◆ Aim:
Copy whichever lines contain the string "content".

Dataset excerpt
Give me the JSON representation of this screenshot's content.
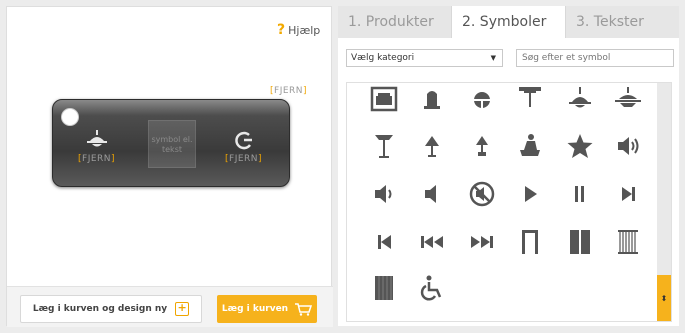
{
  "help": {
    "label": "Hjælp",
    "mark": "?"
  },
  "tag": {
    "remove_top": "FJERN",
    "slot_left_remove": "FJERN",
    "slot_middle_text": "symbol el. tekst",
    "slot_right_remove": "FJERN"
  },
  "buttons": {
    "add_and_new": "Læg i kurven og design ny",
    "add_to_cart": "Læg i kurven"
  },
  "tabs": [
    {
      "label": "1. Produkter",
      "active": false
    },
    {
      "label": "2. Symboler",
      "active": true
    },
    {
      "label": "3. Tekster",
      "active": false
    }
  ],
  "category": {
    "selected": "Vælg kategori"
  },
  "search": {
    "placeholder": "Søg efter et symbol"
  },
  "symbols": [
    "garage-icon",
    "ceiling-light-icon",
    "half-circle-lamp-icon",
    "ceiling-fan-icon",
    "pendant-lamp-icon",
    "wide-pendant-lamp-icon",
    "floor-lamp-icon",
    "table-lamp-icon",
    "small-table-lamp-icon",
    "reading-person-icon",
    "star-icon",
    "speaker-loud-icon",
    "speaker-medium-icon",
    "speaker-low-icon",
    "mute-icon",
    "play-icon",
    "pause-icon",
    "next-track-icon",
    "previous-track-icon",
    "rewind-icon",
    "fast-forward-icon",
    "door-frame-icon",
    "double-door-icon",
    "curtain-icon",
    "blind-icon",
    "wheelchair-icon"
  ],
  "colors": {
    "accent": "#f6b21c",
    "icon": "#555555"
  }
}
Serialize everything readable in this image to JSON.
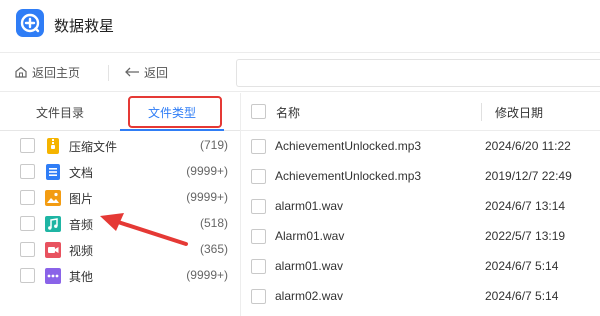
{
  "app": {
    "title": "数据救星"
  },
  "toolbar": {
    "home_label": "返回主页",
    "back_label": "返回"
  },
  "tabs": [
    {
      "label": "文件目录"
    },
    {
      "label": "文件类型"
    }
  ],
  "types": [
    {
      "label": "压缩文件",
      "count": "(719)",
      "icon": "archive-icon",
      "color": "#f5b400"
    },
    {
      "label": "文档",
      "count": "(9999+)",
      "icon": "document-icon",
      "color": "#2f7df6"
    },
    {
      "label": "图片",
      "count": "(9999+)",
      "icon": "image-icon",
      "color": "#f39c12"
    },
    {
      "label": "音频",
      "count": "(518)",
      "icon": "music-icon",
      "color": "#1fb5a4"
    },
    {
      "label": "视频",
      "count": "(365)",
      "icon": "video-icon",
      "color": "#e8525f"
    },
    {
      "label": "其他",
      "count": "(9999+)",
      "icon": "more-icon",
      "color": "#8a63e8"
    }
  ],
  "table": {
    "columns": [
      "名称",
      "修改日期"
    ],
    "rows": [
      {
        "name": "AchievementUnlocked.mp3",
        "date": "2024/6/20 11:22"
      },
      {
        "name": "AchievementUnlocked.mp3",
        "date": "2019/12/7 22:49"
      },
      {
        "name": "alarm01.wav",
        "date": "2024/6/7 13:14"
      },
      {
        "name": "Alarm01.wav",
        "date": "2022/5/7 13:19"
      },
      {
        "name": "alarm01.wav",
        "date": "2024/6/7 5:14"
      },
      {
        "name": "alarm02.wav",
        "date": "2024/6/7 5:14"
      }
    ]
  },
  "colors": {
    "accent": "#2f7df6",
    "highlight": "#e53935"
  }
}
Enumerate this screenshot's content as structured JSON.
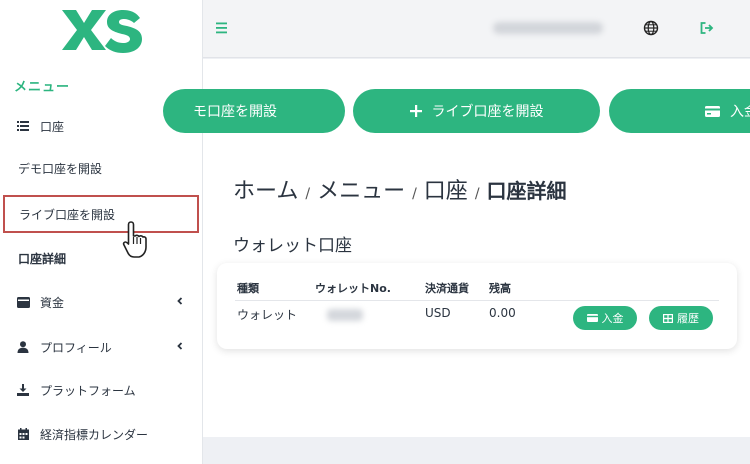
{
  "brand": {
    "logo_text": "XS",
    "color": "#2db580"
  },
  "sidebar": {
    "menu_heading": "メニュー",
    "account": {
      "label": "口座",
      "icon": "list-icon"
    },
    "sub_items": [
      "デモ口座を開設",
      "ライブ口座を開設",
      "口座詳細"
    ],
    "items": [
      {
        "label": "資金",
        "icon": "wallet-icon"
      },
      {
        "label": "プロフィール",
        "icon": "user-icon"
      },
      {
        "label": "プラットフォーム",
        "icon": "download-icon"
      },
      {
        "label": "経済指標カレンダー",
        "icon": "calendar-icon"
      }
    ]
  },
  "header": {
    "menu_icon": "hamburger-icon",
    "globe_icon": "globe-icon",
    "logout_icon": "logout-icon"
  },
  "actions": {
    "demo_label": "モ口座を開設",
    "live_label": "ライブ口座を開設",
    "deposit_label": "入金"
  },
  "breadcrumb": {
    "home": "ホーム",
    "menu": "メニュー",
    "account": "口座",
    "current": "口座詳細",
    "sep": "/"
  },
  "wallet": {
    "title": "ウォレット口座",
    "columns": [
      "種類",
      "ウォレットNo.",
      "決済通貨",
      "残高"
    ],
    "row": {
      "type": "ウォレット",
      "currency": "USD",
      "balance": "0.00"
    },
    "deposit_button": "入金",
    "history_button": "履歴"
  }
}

--

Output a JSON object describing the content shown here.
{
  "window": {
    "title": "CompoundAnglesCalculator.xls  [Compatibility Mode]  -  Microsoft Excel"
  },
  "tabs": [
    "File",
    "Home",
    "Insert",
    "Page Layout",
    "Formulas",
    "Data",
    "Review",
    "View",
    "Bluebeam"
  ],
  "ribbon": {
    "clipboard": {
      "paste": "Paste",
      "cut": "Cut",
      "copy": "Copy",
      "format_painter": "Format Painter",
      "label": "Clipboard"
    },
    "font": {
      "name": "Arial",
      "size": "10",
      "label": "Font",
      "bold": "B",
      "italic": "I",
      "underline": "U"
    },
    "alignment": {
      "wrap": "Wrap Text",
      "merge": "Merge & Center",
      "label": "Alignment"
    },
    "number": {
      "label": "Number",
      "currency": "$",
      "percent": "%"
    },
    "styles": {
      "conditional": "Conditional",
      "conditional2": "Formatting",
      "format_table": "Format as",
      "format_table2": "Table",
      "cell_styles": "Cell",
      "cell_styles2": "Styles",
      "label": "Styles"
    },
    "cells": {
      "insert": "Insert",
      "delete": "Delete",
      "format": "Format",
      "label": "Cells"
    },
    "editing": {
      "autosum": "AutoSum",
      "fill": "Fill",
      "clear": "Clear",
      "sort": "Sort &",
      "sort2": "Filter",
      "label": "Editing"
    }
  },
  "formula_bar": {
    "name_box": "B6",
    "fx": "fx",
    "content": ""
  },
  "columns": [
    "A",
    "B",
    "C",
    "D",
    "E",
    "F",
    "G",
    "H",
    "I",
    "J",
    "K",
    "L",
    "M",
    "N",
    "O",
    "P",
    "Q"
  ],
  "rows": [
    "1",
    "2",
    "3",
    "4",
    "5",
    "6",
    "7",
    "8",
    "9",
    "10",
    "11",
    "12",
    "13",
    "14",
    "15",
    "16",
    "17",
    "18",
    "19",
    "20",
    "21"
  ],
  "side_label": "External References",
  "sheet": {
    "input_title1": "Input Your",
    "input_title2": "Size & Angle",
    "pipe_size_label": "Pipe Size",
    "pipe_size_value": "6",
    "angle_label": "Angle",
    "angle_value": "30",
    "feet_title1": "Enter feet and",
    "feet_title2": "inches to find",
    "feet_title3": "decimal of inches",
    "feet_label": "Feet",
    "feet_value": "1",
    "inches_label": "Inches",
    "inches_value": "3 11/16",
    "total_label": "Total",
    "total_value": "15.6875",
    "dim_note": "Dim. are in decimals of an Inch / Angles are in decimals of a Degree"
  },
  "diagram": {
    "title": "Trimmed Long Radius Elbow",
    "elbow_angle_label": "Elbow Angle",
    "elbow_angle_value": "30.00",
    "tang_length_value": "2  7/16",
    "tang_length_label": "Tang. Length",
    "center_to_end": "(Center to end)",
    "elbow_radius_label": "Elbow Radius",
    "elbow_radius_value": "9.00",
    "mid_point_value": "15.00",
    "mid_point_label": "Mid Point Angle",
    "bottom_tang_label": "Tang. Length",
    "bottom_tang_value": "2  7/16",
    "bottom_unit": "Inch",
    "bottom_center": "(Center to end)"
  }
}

==

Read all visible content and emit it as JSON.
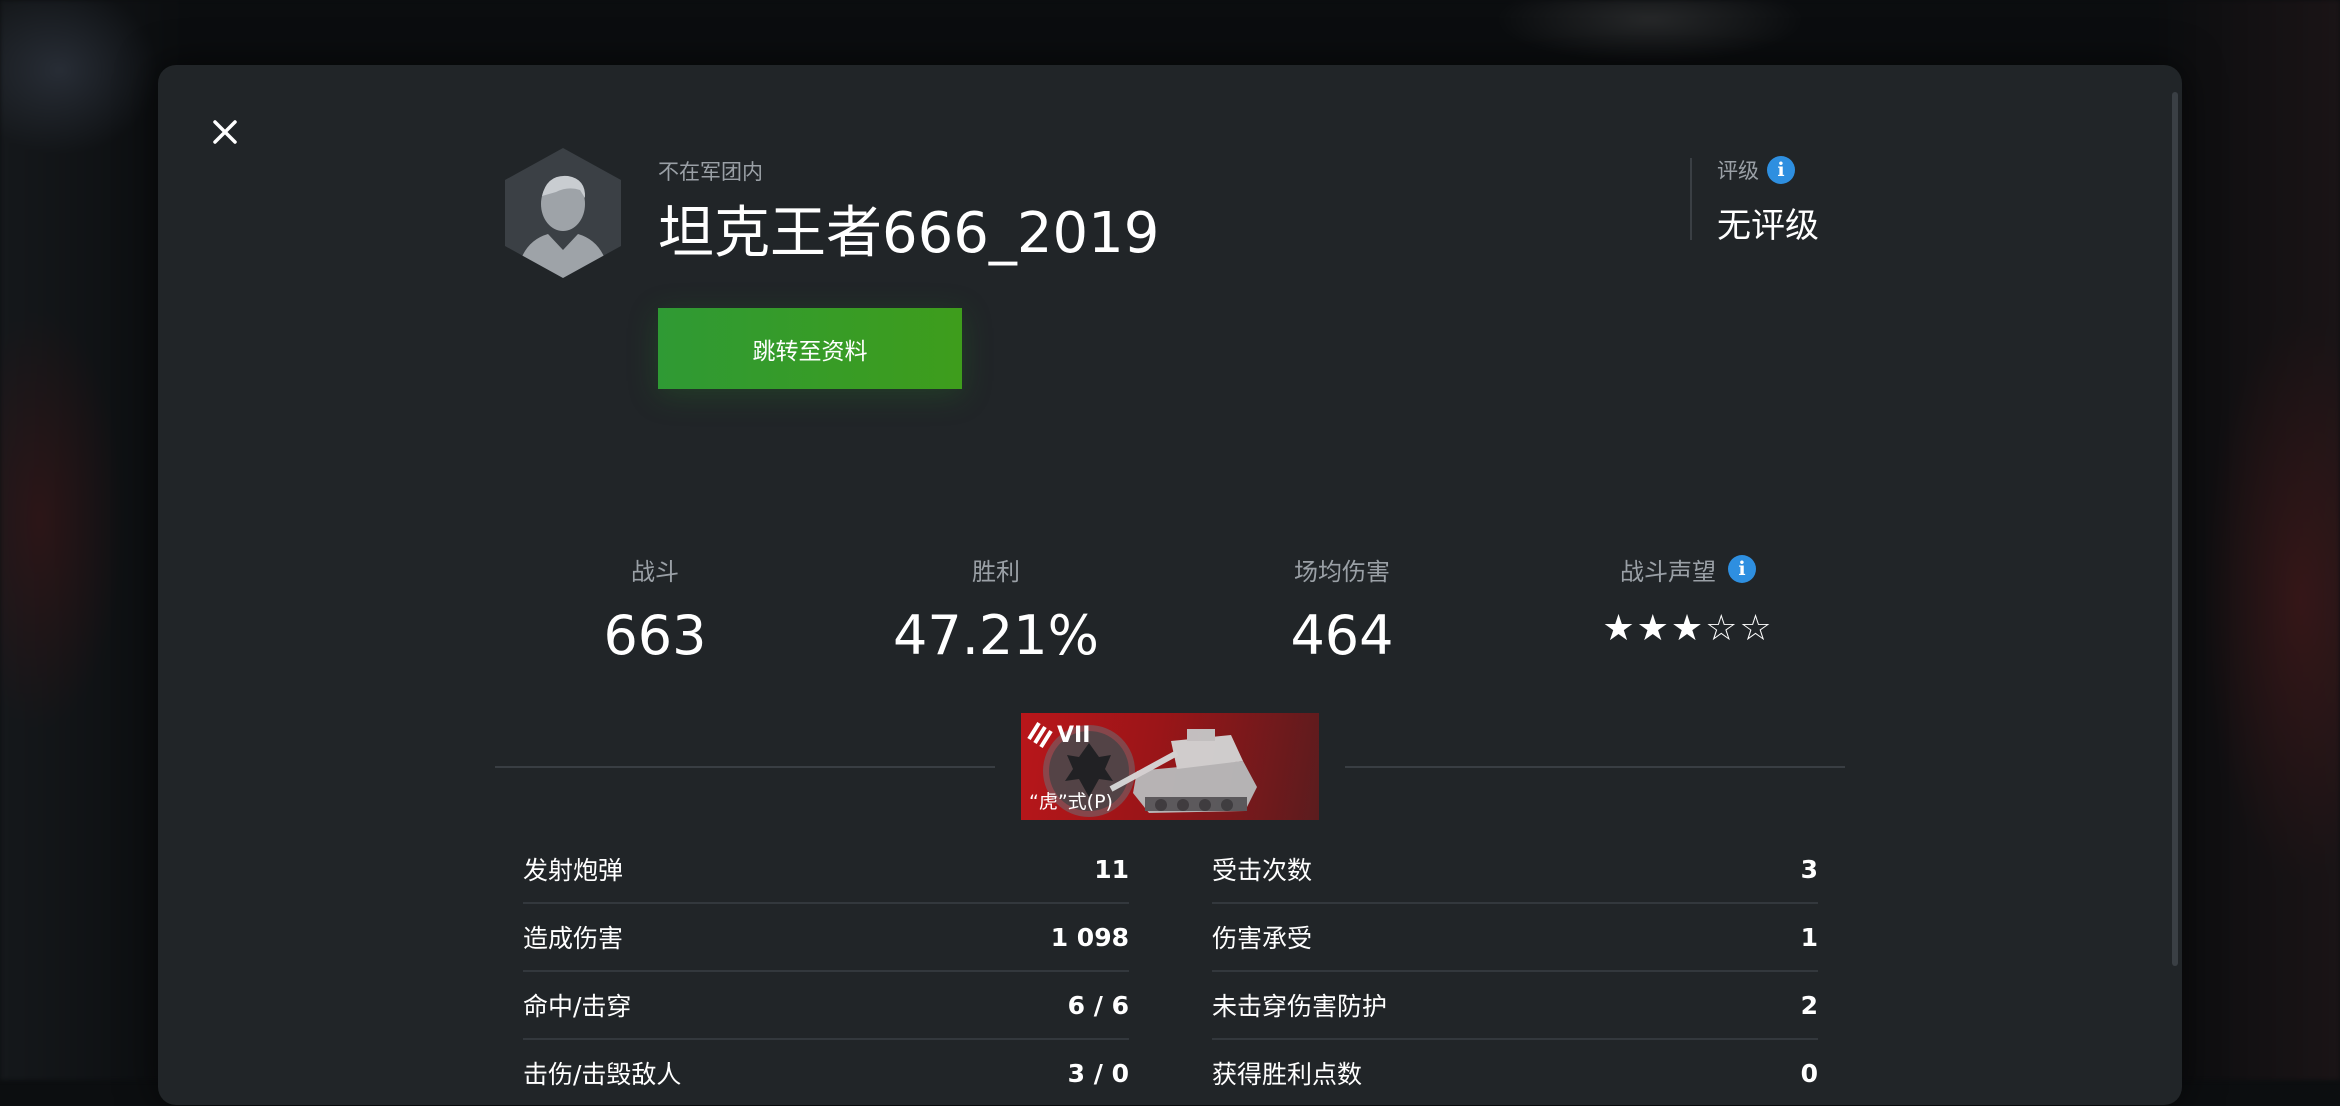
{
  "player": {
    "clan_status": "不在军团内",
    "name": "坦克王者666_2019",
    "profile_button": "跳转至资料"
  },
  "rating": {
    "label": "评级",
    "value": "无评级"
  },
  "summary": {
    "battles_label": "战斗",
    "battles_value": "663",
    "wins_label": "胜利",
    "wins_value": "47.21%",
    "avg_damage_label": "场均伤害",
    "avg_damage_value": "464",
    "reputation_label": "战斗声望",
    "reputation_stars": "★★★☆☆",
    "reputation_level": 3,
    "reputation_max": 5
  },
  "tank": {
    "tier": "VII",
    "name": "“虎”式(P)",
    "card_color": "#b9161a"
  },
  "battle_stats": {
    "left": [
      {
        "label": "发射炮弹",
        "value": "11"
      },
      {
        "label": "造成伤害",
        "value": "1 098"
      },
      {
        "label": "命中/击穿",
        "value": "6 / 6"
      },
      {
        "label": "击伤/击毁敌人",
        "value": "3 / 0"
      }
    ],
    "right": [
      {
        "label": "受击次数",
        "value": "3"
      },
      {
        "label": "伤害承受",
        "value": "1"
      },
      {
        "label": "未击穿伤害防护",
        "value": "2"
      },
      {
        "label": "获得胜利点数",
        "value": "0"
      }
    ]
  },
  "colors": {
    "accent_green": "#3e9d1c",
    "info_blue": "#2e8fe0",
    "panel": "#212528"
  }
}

◆ Task solution:
Give me the JSON representation of this screenshot's content.
Enumerate this screenshot's content as structured JSON.
Output a JSON object describing the content shown here.
    "content": ""
Read all visible content and emit it as JSON.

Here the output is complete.